• [Exercise description]: Identify all lines of the data containing the string "through" and copy them.

• [Provided records]:
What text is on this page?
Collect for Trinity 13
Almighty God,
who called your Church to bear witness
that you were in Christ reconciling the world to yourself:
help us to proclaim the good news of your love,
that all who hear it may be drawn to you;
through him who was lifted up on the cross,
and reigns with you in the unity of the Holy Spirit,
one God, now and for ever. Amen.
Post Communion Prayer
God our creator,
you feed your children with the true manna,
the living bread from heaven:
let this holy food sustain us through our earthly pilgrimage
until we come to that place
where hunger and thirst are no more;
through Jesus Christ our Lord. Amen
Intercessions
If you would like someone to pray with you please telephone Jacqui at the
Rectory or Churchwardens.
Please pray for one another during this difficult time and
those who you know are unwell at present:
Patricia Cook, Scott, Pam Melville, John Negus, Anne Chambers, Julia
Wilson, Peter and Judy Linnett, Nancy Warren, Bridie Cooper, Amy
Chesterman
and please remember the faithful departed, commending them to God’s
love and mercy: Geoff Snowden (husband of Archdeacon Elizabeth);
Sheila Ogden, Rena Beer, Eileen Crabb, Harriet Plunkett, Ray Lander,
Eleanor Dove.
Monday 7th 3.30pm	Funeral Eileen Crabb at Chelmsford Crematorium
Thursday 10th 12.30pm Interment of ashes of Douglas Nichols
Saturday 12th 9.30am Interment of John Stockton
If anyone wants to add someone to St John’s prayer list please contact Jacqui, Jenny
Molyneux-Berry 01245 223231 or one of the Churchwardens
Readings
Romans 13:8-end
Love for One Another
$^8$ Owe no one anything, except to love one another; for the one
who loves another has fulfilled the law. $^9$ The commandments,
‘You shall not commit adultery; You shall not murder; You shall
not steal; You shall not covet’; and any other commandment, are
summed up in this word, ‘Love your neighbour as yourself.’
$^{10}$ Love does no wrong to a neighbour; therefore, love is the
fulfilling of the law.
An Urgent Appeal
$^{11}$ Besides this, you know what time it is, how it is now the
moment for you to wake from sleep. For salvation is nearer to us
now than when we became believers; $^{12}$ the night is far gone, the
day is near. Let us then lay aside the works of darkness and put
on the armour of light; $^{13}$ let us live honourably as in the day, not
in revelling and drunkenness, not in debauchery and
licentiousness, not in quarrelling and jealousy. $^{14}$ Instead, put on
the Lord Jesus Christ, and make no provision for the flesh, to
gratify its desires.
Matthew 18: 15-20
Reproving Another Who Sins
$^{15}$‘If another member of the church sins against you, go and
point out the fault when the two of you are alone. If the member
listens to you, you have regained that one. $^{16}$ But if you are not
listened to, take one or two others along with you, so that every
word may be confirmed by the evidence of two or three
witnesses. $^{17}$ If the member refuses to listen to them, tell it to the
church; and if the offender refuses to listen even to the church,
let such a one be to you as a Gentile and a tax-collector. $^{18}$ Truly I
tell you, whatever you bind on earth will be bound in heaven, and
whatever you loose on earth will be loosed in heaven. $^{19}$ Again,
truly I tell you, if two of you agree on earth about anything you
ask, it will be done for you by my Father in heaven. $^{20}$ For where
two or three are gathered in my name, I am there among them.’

• [Expected answer]:
through him who was lifted up on the cross,
let this holy food sustain us through our earthly pilgrimage
through Jesus Christ our Lord. Amen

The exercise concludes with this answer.